### Aim
Your task is to reproduce the material exactly.

### Dataset rows
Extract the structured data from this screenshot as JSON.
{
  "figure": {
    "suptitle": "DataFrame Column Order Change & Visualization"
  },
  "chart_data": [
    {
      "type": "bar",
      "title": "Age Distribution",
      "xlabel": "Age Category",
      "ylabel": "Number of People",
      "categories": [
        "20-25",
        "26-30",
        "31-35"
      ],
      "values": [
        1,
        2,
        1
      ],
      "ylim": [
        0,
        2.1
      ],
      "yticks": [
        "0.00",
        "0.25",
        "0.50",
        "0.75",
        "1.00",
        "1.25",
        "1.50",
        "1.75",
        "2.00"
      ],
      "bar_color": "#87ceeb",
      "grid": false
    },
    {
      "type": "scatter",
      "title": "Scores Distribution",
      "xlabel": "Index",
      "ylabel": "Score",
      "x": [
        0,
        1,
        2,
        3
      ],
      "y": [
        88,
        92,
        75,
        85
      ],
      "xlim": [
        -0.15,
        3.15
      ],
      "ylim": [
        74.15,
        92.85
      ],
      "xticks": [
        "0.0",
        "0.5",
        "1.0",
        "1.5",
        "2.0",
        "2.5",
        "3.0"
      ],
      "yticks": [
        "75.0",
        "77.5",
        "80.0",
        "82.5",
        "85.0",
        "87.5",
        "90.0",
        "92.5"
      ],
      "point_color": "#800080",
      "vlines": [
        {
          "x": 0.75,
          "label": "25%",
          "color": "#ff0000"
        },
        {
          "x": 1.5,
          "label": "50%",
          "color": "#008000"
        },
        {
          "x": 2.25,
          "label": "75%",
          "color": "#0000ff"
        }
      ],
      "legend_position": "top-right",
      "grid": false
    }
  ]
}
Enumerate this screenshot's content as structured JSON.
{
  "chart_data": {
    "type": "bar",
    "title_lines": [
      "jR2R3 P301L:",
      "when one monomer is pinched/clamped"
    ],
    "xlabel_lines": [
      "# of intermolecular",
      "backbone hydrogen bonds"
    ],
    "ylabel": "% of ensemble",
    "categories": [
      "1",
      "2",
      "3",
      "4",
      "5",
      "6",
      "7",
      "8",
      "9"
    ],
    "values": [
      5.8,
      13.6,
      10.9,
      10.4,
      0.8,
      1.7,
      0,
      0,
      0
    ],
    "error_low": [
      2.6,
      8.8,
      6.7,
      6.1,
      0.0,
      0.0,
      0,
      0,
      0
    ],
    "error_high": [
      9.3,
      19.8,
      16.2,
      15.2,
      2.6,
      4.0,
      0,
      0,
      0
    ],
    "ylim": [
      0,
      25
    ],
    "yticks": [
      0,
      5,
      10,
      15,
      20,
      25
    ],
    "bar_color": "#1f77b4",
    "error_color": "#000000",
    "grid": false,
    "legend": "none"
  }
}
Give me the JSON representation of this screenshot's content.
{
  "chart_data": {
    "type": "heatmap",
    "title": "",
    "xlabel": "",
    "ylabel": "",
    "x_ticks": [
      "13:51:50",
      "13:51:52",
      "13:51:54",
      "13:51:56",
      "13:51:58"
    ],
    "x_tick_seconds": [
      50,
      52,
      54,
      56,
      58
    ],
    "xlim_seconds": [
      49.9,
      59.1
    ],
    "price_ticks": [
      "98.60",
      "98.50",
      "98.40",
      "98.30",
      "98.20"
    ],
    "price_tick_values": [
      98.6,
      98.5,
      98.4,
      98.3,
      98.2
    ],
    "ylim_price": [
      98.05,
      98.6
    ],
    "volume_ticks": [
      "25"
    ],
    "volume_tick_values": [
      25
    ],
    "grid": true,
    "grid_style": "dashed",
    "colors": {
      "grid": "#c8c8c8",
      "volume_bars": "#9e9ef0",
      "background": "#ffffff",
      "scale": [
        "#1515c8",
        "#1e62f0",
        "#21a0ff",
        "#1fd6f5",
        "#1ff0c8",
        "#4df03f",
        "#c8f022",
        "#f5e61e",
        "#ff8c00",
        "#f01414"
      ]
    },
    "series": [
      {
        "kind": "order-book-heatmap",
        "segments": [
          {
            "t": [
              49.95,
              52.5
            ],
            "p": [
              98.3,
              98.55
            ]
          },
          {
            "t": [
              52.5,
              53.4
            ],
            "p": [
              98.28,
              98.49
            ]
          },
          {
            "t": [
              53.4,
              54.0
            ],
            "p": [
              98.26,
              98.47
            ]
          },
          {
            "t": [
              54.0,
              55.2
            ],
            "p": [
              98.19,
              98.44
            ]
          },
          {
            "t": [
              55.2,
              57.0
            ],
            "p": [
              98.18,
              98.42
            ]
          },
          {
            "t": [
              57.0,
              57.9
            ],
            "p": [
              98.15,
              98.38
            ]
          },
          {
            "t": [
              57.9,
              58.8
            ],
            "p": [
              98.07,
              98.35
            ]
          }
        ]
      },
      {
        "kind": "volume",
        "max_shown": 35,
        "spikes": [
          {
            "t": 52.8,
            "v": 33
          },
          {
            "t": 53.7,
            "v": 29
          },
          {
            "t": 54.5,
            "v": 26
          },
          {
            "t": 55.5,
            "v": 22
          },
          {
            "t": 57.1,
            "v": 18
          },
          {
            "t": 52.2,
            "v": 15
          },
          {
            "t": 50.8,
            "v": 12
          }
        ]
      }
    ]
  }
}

### Answer to the task
Extract the structured data from this screenshot as JSON.
{
  "figure": {
    "suptitle": "DataFrame Column Order Change & Visualization"
  },
  "chart_data": [
    {
      "type": "bar",
      "title": "Age Distribution",
      "xlabel": "Age Category",
      "ylabel": "Number of People",
      "categories": [
        "20-25",
        "26-30",
        "31-35"
      ],
      "values": [
        1,
        2,
        1
      ],
      "ylim": [
        0,
        2.1
      ],
      "yticks": [
        "0.00",
        "0.25",
        "0.50",
        "0.75",
        "1.00",
        "1.25",
        "1.50",
        "1.75",
        "2.00"
      ],
      "bar_color": "#87ceeb",
      "grid": false
    },
    {
      "type": "scatter",
      "title": "Scores Distribution",
      "xlabel": "Index",
      "ylabel": "Score",
      "x": [
        0,
        1,
        2,
        3
      ],
      "y": [
        88,
        92,
        75,
        85
      ],
      "xlim": [
        -0.15,
        3.15
      ],
      "ylim": [
        74.15,
        92.85
      ],
      "xticks": [
        "0.0",
        "0.5",
        "1.0",
        "1.5",
        "2.0",
        "2.5",
        "3.0"
      ],
      "yticks": [
        "75.0",
        "77.5",
        "80.0",
        "82.5",
        "85.0",
        "87.5",
        "90.0",
        "92.5"
      ],
      "point_color": "#800080",
      "vlines": [
        {
          "x": 0.75,
          "label": "25%",
          "color": "#ff0000"
        },
        {
          "x": 1.5,
          "label": "50%",
          "color": "#008000"
        },
        {
          "x": 2.25,
          "label": "75%",
          "color": "#0000ff"
        }
      ],
      "legend_position": "top-right",
      "grid": false
    }
  ]
}
Enumerate this screenshot's content as structured JSON.
{
  "chart_data": {
    "type": "bar",
    "title_lines": [
      "jR2R3 P301L:",
      "when one monomer is pinched/clamped"
    ],
    "xlabel_lines": [
      "# of intermolecular",
      "backbone hydrogen bonds"
    ],
    "ylabel": "% of ensemble",
    "categories": [
      "1",
      "2",
      "3",
      "4",
      "5",
      "6",
      "7",
      "8",
      "9"
    ],
    "values": [
      5.8,
      13.6,
      10.9,
      10.4,
      0.8,
      1.7,
      0,
      0,
      0
    ],
    "error_low": [
      2.6,
      8.8,
      6.7,
      6.1,
      0.0,
      0.0,
      0,
      0,
      0
    ],
    "error_high": [
      9.3,
      19.8,
      16.2,
      15.2,
      2.6,
      4.0,
      0,
      0,
      0
    ],
    "ylim": [
      0,
      25
    ],
    "yticks": [
      0,
      5,
      10,
      15,
      20,
      25
    ],
    "bar_color": "#1f77b4",
    "error_color": "#000000",
    "grid": false,
    "legend": "none"
  }
}
Give me the JSON representation of this screenshot's content.
{
  "chart_data": {
    "type": "heatmap",
    "title": "",
    "xlabel": "",
    "ylabel": "",
    "x_ticks": [
      "13:51:50",
      "13:51:52",
      "13:51:54",
      "13:51:56",
      "13:51:58"
    ],
    "x_tick_seconds": [
      50,
      52,
      54,
      56,
      58
    ],
    "xlim_seconds": [
      49.9,
      59.1
    ],
    "price_ticks": [
      "98.60",
      "98.50",
      "98.40",
      "98.30",
      "98.20"
    ],
    "price_tick_values": [
      98.6,
      98.5,
      98.4,
      98.3,
      98.2
    ],
    "ylim_price": [
      98.05,
      98.6
    ],
    "volume_ticks": [
      "25"
    ],
    "volume_tick_values": [
      25
    ],
    "grid": true,
    "grid_style": "dashed",
    "colors": {
      "grid": "#c8c8c8",
      "volume_bars": "#9e9ef0",
      "background": "#ffffff",
      "scale": [
        "#1515c8",
        "#1e62f0",
        "#21a0ff",
        "#1fd6f5",
        "#1ff0c8",
        "#4df03f",
        "#c8f022",
        "#f5e61e",
        "#ff8c00",
        "#f01414"
      ]
    },
    "series": [
      {
        "kind": "order-book-heatmap",
        "segments": [
          {
            "t": [
              49.95,
              52.5
            ],
            "p": [
              98.3,
              98.55
            ]
          },
          {
            "t": [
              52.5,
              53.4
            ],
            "p": [
              98.28,
              98.49
            ]
          },
          {
            "t": [
              53.4,
              54.0
            ],
            "p": [
              98.26,
              98.47
            ]
          },
          {
            "t": [
              54.0,
              55.2
            ],
            "p": [
              98.19,
              98.44
            ]
          },
          {
            "t": [
              55.2,
              57.0
            ],
            "p": [
              98.18,
              98.42
            ]
          },
          {
            "t": [
              57.0,
              57.9
            ],
            "p": [
              98.15,
              98.38
            ]
          },
          {
            "t": [
              57.9,
              58.8
            ],
            "p": [
              98.07,
              98.35
            ]
          }
        ]
      },
      {
        "kind": "volume",
        "max_shown": 35,
        "spikes": [
          {
            "t": 52.8,
            "v": 33
          },
          {
            "t": 53.7,
            "v": 29
          },
          {
            "t": 54.5,
            "v": 26
          },
          {
            "t": 55.5,
            "v": 22
          },
          {
            "t": 57.1,
            "v": 18
          },
          {
            "t": 52.2,
            "v": 15
          },
          {
            "t": 50.8,
            "v": 12
          }
        ]
      }
    ]
  }
}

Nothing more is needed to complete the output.